▶ _AVAILABLE DATA_:
━━━━━━━━━━━━━━━━━━━━
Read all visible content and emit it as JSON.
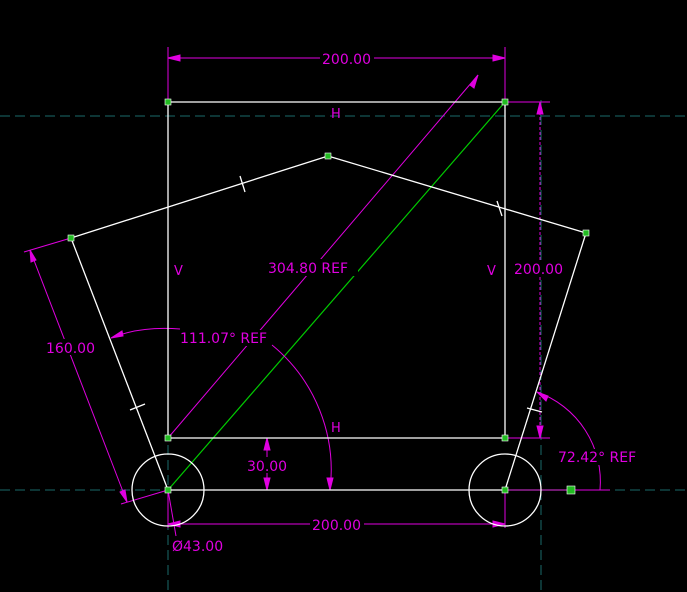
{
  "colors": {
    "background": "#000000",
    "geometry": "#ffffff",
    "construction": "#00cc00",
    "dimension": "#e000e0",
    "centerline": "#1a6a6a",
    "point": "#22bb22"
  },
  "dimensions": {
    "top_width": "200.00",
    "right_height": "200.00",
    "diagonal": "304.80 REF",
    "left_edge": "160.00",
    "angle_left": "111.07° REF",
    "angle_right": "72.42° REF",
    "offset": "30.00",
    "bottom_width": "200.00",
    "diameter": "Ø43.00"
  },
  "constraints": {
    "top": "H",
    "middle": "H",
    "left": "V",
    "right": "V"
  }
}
━━━━━━━━━━━━━━━━━━━━
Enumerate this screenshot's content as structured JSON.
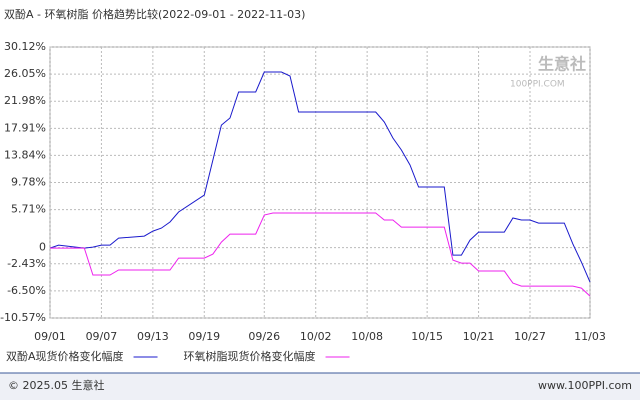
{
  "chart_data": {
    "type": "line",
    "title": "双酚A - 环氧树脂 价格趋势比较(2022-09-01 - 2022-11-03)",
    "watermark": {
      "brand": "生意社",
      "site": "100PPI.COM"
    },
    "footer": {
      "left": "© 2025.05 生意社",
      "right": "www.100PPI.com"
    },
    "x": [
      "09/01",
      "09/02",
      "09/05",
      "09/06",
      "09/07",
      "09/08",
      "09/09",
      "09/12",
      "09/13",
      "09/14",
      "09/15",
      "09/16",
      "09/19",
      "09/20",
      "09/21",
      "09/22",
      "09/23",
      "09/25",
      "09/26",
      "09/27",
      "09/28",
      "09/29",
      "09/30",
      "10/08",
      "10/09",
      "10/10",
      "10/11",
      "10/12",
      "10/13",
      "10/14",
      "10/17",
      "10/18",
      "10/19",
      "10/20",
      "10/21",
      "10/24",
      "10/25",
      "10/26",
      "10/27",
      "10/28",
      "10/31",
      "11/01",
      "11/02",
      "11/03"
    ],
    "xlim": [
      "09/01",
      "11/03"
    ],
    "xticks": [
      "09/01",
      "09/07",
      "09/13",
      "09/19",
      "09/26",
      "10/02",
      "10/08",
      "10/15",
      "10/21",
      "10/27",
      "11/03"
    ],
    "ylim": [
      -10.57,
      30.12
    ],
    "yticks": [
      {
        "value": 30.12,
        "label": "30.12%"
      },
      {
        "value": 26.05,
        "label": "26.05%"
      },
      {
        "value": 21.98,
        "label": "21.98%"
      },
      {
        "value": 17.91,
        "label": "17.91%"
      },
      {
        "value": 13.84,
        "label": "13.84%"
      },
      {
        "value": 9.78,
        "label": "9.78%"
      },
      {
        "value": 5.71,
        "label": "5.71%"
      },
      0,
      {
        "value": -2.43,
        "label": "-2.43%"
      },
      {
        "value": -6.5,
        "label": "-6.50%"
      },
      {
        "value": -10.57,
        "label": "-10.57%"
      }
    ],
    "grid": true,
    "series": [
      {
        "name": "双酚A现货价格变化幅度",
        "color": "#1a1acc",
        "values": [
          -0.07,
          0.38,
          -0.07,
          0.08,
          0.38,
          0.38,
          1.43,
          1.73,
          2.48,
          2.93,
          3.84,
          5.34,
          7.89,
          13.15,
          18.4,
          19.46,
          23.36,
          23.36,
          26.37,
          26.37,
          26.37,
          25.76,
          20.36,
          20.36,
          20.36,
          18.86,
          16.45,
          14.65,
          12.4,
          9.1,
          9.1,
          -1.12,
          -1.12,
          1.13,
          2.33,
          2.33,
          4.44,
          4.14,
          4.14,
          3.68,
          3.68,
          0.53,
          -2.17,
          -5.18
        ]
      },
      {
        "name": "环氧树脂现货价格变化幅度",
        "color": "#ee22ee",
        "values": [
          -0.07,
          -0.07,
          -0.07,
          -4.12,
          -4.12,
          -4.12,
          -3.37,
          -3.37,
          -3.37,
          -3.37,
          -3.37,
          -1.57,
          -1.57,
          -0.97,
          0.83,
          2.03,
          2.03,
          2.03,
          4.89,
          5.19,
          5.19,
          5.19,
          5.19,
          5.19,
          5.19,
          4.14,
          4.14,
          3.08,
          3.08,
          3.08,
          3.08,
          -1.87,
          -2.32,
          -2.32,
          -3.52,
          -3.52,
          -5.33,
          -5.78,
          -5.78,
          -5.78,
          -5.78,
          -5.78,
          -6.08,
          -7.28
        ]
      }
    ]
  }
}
━━━━━━━━━━━━━━━━━━━━
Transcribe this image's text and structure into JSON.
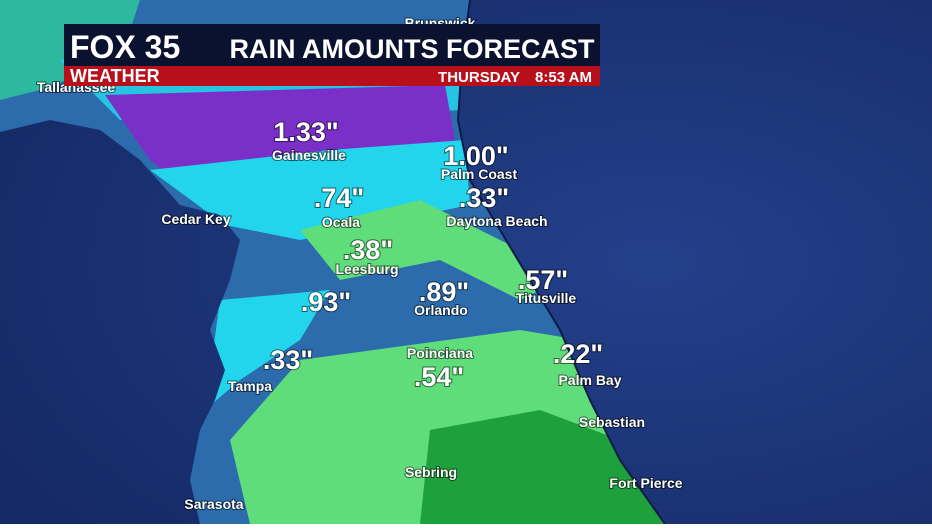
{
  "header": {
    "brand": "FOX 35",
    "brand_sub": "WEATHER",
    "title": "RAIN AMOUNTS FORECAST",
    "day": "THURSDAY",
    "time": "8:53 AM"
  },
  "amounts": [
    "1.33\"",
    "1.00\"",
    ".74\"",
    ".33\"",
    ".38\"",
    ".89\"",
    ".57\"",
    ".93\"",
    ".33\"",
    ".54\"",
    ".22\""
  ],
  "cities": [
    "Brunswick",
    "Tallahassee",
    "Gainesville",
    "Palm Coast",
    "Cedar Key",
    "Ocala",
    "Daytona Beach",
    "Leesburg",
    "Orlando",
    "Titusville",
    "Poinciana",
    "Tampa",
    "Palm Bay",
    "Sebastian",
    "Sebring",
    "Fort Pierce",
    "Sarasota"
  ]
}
━━━━━━━━━━━━━━━━━━━━
▶ _REQUIREMENTS_: Write out every line of the preceding listing that contains "name".

▶ _RESULT_:
        "name": "双酚A现货价格变化幅度",
        "name": "环氧树脂现货价格变化幅度",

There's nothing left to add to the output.